### DIRECTION
The listing beneath should be written out in full, exactly as shown.

··· DATA FOR PROCESSING

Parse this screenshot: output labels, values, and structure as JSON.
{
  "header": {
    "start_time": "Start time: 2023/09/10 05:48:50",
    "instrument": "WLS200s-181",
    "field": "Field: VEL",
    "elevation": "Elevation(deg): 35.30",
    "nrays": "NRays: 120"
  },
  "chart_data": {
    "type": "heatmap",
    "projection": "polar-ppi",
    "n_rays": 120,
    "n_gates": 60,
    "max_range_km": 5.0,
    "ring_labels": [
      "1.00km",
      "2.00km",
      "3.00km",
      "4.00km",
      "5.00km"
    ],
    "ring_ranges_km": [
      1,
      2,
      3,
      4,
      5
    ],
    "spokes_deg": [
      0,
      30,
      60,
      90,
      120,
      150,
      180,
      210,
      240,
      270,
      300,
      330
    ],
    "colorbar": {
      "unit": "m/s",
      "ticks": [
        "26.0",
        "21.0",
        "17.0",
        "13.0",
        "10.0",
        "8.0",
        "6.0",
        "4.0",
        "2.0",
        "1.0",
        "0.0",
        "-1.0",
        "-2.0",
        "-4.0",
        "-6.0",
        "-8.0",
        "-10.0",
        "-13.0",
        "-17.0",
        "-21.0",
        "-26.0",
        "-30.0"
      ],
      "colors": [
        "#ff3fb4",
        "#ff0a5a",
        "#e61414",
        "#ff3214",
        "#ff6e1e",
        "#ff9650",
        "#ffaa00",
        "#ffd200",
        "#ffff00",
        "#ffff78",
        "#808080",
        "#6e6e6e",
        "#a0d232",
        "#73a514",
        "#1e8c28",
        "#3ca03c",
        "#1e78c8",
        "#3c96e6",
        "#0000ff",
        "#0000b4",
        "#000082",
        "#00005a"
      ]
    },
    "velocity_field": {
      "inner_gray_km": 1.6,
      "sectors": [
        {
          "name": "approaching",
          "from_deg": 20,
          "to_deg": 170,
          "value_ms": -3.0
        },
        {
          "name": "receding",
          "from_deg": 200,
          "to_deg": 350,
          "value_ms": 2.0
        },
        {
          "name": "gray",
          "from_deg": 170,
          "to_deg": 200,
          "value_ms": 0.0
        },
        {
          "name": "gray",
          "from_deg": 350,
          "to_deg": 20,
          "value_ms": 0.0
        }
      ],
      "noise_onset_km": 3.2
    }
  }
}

······

### RESULT OF THE TASK
Parse this screenshot: output labels, values, and structure as JSON.
{
  "header": {
    "start_time": "Start time: 2023/09/10 05:48:50",
    "instrument": "WLS200s-181",
    "field": "Field: VEL",
    "elevation": "Elevation(deg): 35.30",
    "nrays": "NRays: 120"
  },
  "chart_data": {
    "type": "heatmap",
    "projection": "polar-ppi",
    "n_rays": 120,
    "n_gates": 60,
    "max_range_km": 5.0,
    "ring_labels": [
      "1.00km",
      "2.00km",
      "3.00km",
      "4.00km",
      "5.00km"
    ],
    "ring_ranges_km": [
      1,
      2,
      3,
      4,
      5
    ],
    "spokes_deg": [
      0,
      30,
      60,
      90,
      120,
      150,
      180,
      210,
      240,
      270,
      300,
      330
    ],
    "colorbar": {
      "unit": "m/s",
      "ticks": [
        "26.0",
        "21.0",
        "17.0",
        "13.0",
        "10.0",
        "8.0",
        "6.0",
        "4.0",
        "2.0",
        "1.0",
        "0.0",
        "-1.0",
        "-2.0",
        "-4.0",
        "-6.0",
        "-8.0",
        "-10.0",
        "-13.0",
        "-17.0",
        "-21.0",
        "-26.0",
        "-30.0"
      ],
      "colors": [
        "#ff3fb4",
        "#ff0a5a",
        "#e61414",
        "#ff3214",
        "#ff6e1e",
        "#ff9650",
        "#ffaa00",
        "#ffd200",
        "#ffff00",
        "#ffff78",
        "#808080",
        "#6e6e6e",
        "#a0d232",
        "#73a514",
        "#1e8c28",
        "#3ca03c",
        "#1e78c8",
        "#3c96e6",
        "#0000ff",
        "#0000b4",
        "#000082",
        "#00005a"
      ]
    },
    "velocity_field": {
      "inner_gray_km": 1.6,
      "sectors": [
        {
          "name": "approaching",
          "from_deg": 20,
          "to_deg": 170,
          "value_ms": -3.0
        },
        {
          "name": "receding",
          "from_deg": 200,
          "to_deg": 350,
          "value_ms": 2.0
        },
        {
          "name": "gray",
          "from_deg": 170,
          "to_deg": 200,
          "value_ms": 0.0
        },
        {
          "name": "gray",
          "from_deg": 350,
          "to_deg": 20,
          "value_ms": 0.0
        }
      ],
      "noise_onset_km": 3.2
    }
  }
}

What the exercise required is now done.